Directions: Find each line with the string "après" and copy it.

Extracted data entries
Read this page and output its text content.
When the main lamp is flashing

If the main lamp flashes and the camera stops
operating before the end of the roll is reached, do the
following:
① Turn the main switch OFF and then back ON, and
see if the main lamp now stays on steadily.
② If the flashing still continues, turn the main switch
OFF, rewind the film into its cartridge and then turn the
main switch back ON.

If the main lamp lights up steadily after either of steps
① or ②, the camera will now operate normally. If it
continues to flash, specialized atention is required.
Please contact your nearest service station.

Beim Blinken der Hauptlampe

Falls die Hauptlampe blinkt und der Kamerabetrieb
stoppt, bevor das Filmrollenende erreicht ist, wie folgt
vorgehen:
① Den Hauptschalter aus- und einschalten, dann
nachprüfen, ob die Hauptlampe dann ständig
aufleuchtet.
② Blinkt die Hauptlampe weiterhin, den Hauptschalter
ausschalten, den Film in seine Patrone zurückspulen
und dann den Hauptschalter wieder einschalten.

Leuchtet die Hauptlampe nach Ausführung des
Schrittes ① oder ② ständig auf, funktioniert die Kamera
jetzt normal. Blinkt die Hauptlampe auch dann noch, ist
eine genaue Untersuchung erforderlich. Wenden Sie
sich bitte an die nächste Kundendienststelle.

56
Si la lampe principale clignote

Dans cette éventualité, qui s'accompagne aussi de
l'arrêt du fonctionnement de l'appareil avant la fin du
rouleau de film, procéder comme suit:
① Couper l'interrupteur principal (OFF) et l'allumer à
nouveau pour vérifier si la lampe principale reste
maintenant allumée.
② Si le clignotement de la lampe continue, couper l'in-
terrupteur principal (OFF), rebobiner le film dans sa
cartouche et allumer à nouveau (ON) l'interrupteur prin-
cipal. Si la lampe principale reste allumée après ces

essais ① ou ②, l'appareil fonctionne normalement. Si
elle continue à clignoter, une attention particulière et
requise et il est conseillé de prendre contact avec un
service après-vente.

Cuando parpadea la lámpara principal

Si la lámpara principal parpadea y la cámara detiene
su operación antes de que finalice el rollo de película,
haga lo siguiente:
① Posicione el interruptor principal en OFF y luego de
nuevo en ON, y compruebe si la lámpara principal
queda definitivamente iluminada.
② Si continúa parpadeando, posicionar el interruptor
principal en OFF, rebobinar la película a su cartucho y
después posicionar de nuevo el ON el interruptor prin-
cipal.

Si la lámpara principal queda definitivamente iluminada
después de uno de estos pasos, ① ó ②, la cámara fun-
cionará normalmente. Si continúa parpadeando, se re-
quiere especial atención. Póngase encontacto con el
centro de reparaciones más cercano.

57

Reply to the task:
cipal. Si la lampe principale reste allumée après ces
service après-vente.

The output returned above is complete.